> EXERCISE BRIEF: Read through the entries below and return each line with the word "this".
[Start INPUT DATA]
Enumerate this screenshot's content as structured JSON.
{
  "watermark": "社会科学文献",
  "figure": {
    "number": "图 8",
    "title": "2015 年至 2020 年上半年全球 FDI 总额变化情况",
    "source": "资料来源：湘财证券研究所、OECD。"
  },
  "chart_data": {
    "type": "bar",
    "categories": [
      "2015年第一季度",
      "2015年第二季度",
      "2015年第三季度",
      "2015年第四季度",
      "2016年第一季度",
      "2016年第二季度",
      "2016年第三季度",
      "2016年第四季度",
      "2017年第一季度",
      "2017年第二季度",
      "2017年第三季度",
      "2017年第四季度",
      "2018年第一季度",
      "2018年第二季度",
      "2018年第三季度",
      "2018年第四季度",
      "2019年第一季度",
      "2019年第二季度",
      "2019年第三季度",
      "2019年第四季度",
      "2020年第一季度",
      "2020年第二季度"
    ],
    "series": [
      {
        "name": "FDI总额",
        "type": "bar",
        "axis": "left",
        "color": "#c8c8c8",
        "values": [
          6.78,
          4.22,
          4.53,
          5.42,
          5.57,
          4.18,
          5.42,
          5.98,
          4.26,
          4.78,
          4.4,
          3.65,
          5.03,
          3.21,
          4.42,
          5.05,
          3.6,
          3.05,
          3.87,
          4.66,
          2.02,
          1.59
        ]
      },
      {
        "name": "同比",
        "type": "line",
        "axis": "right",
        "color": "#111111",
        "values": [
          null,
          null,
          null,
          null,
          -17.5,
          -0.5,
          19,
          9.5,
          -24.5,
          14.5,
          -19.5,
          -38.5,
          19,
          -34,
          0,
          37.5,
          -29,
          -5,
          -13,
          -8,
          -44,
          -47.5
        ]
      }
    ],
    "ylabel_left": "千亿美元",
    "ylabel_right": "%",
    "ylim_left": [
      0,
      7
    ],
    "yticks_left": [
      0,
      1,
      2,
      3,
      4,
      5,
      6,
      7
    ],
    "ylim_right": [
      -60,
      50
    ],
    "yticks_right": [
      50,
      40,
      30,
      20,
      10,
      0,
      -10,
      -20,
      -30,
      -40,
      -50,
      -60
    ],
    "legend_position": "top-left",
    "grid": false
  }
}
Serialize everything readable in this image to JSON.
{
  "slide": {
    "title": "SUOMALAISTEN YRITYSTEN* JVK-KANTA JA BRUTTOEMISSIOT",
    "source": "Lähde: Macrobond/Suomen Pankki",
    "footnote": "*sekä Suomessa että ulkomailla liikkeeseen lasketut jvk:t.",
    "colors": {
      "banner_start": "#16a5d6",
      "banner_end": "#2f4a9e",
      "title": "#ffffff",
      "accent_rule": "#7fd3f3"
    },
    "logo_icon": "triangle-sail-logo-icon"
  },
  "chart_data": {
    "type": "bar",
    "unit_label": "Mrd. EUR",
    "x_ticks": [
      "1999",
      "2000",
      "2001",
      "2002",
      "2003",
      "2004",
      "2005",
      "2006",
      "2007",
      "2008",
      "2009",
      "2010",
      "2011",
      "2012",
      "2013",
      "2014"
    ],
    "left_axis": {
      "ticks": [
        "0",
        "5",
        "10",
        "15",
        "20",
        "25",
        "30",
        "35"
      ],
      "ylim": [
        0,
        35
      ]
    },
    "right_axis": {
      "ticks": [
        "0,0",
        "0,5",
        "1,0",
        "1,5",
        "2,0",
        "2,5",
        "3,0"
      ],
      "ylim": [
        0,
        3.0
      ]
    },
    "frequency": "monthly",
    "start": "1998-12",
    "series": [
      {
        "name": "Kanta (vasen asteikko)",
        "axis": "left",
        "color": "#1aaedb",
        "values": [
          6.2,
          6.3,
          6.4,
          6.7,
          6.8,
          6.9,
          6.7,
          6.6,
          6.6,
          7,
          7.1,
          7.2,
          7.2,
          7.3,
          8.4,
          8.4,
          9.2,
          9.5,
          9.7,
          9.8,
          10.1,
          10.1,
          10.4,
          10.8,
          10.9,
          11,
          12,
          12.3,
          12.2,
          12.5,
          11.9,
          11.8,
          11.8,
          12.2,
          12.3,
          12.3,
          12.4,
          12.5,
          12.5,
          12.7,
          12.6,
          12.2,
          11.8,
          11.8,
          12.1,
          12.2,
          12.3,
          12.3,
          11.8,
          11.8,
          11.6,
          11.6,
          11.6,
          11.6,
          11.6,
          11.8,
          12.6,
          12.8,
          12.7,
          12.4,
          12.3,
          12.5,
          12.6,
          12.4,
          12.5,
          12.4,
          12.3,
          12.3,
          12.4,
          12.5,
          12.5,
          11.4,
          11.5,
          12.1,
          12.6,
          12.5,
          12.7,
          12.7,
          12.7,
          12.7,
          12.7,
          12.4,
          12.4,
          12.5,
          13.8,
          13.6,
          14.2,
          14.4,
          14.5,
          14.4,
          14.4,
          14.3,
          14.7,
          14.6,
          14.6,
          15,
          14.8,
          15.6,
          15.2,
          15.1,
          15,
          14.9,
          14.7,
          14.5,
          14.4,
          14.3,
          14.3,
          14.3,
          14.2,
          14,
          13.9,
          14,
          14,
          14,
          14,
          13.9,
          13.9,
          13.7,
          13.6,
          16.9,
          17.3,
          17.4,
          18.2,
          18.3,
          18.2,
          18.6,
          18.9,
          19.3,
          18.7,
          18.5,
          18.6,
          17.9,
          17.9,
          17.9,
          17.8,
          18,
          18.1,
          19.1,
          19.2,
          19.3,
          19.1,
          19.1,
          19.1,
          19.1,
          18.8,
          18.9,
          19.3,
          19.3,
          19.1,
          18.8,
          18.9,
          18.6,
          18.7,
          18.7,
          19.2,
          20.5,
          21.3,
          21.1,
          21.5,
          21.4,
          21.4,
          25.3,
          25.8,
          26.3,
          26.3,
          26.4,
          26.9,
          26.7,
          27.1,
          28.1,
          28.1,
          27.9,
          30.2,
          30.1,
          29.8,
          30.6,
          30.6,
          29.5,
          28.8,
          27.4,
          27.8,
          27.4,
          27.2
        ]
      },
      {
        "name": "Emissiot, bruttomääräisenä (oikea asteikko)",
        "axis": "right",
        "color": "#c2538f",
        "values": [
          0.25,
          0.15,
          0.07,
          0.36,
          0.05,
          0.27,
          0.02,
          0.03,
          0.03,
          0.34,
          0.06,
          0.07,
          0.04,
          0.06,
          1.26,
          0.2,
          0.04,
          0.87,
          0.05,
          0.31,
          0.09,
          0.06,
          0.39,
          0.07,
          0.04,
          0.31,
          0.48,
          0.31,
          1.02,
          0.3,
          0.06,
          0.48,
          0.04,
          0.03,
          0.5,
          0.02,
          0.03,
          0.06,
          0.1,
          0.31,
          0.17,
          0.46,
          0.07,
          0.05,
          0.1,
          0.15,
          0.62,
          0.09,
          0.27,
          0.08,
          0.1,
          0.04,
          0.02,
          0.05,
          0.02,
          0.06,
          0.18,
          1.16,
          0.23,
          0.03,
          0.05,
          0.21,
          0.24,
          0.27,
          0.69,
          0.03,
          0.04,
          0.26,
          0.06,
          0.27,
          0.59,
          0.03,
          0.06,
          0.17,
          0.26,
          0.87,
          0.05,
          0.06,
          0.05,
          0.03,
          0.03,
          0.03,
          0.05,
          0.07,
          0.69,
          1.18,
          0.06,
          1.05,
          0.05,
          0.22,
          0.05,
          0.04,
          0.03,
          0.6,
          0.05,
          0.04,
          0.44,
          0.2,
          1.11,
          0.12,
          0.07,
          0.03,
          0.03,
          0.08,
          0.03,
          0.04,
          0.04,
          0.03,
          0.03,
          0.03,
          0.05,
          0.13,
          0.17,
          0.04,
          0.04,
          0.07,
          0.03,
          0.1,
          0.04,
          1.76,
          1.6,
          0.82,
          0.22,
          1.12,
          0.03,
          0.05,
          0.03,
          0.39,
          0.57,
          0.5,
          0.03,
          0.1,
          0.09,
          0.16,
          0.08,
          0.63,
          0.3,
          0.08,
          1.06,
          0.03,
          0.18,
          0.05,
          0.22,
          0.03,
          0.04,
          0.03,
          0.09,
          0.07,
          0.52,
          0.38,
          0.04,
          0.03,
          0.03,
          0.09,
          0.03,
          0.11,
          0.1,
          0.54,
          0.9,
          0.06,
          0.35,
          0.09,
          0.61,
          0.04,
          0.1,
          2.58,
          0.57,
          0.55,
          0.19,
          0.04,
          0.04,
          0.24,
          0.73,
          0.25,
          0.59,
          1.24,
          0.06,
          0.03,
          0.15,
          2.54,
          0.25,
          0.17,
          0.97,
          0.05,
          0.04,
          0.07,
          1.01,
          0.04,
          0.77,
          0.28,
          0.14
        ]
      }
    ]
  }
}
[End INPUT DATA]
> EXPECTED OUTPUT:
Enumerate this screenshot's content as structured JSON.
Serialize everything readable in this image to JSON.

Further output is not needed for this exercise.